> [Dataset excerpts]
====

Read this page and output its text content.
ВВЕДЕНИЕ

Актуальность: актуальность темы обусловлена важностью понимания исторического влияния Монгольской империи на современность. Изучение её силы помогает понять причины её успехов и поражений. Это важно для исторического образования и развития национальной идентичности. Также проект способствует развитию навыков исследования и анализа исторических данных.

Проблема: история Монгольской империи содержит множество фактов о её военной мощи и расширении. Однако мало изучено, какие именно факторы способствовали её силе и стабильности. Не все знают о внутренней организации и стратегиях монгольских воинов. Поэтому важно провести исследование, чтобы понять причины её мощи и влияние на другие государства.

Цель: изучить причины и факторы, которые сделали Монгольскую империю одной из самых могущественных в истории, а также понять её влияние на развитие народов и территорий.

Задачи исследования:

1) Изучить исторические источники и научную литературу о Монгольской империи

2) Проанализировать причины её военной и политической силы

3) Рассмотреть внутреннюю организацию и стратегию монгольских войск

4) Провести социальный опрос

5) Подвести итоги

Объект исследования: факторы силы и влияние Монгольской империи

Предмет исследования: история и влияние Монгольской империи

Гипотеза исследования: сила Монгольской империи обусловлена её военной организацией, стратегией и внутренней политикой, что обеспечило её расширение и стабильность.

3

====

Reproduce the material above, every line of it, exactly.

Read this page and output its text content.
ВВЕДЕНИЕ

Актуальность: актуальность темы обусловлена важностью понимания исторического влияния Монгольской империи на современность. Изучение её силы помогает понять причины её успехов и поражений. Это важно для исторического образования и развития национальной идентичности. Также проект способствует развитию навыков исследования и анализа исторических данных.

Проблема: история Монгольской империи содержит множество фактов о её военной мощи и расширении. Однако мало изучено, какие именно факторы способствовали её силе и стабильности. Не все знают о внутренней организации и стратегиях монгольских воинов. Поэтому важно провести исследование, чтобы понять причины её мощи и влияние на другие государства.

Цель: изучить причины и факторы, которые сделали Монгольскую империю одной из самых могущественных в истории, а также понять её влияние на развитие народов и территорий.

Задачи исследования:

1) Изучить исторические источники и научную литературу о Монгольской империи

2) Проанализировать причины её военной и политической силы

3) Рассмотреть внутреннюю организацию и стратегию монгольских войск

4) Провести социальный опрос

5) Подвести итоги

Объект исследования: факторы силы и влияние Монгольской империи

Предмет исследования: история и влияние Монгольской империи

Гипотеза исследования: сила Монгольской империи обусловлена её военной организацией, стратегией и внутренней политикой, что обеспечило её расширение и стабильность.

3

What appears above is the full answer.